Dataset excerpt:
** BEGIN **
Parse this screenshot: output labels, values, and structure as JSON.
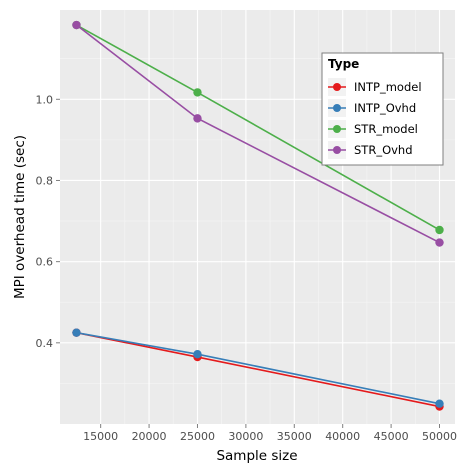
{
  "chart_data": {
    "type": "line",
    "xlabel": "Sample size",
    "ylabel": "MPI overhead time (sec)",
    "x_ticks": [
      15000,
      20000,
      25000,
      30000,
      35000,
      40000,
      45000,
      50000
    ],
    "y_ticks": [
      0.4,
      0.6,
      0.8,
      1.0
    ],
    "x_tick_labels": [
      "15000",
      "20000",
      "25000",
      "30000",
      "35000",
      "40000",
      "45000",
      "50000"
    ],
    "y_tick_labels": [
      "0.4",
      "0.6",
      "0.8",
      "1.0"
    ],
    "xlim": [
      10800,
      51600
    ],
    "ylim": [
      0.2,
      1.22
    ],
    "grid": true,
    "legend": {
      "title": "Type",
      "position": "top-right"
    },
    "series": [
      {
        "name": "INTP_model",
        "color": "#e41a1c",
        "x": [
          12500,
          25000,
          50000
        ],
        "y": [
          0.425,
          0.365,
          0.243
        ]
      },
      {
        "name": "INTP_Ovhd",
        "color": "#377eb8",
        "x": [
          12500,
          25000,
          50000
        ],
        "y": [
          0.425,
          0.372,
          0.25
        ]
      },
      {
        "name": "STR_model",
        "color": "#4daf4a",
        "x": [
          12500,
          25000,
          50000
        ],
        "y": [
          1.183,
          1.017,
          0.678
        ]
      },
      {
        "name": "STR_Ovhd",
        "color": "#984ea3",
        "x": [
          12500,
          25000,
          50000
        ],
        "y": [
          1.183,
          0.953,
          0.647
        ]
      }
    ]
  }
}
** END **
**EXERCISE DIRECTIONS:** Extract every line above containing the word "name".

**WRITTEN SOLUTION:**
        "name": "INTP_model",
        "name": "INTP_Ovhd",
        "name": "STR_model",
        "name": "STR_Ovhd",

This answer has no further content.